┌─ Data in this exercise
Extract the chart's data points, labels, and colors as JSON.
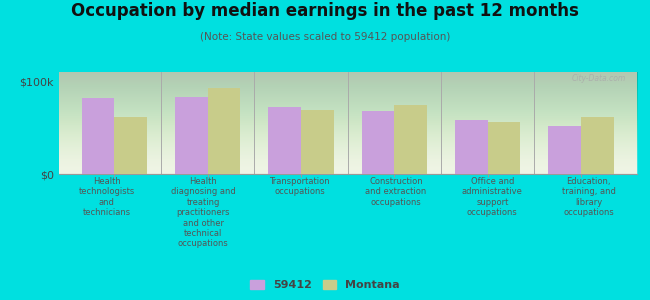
{
  "title": "Occupation by median earnings in the past 12 months",
  "subtitle": "(Note: State values scaled to 59412 population)",
  "categories": [
    "Health\ntechnologists\nand\ntechnicians",
    "Health\ndiagnosing and\ntreating\npractitioners\nand other\ntechnical\noccupations",
    "Transportation\noccupations",
    "Construction\nand extraction\noccupations",
    "Office and\nadministrative\nsupport\noccupations",
    "Education,\ntraining, and\nlibrary\noccupations"
  ],
  "values_59412": [
    82000,
    83000,
    72000,
    68000,
    58000,
    52000
  ],
  "values_montana": [
    62000,
    93000,
    69000,
    74000,
    56000,
    62000
  ],
  "color_59412": "#c9a0dc",
  "color_montana": "#c8cc8a",
  "bar_width": 0.35,
  "ylim": [
    0,
    110000
  ],
  "ytick_labels": [
    "$0",
    "$100k"
  ],
  "background_color": "#00e0e0",
  "plot_bg_color": "#eef3e2",
  "legend_label_59412": "59412",
  "legend_label_montana": "Montana",
  "watermark": "City-Data.com",
  "title_fontsize": 12,
  "subtitle_fontsize": 7.5
}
└─
Your task:
In the lines above, locate the string "noccupations". Copy every line where it occurs.

Exercise output:
    "Health\ndiagnosing and\ntreating\npractitioners\nand other\ntechnical\noccupations",
    "Transportation\noccupations",
    "Construction\nand extraction\noccupations",
    "Office and\nadministrative\nsupport\noccupations",
    "Education,\ntraining, and\nlibrary\noccupations"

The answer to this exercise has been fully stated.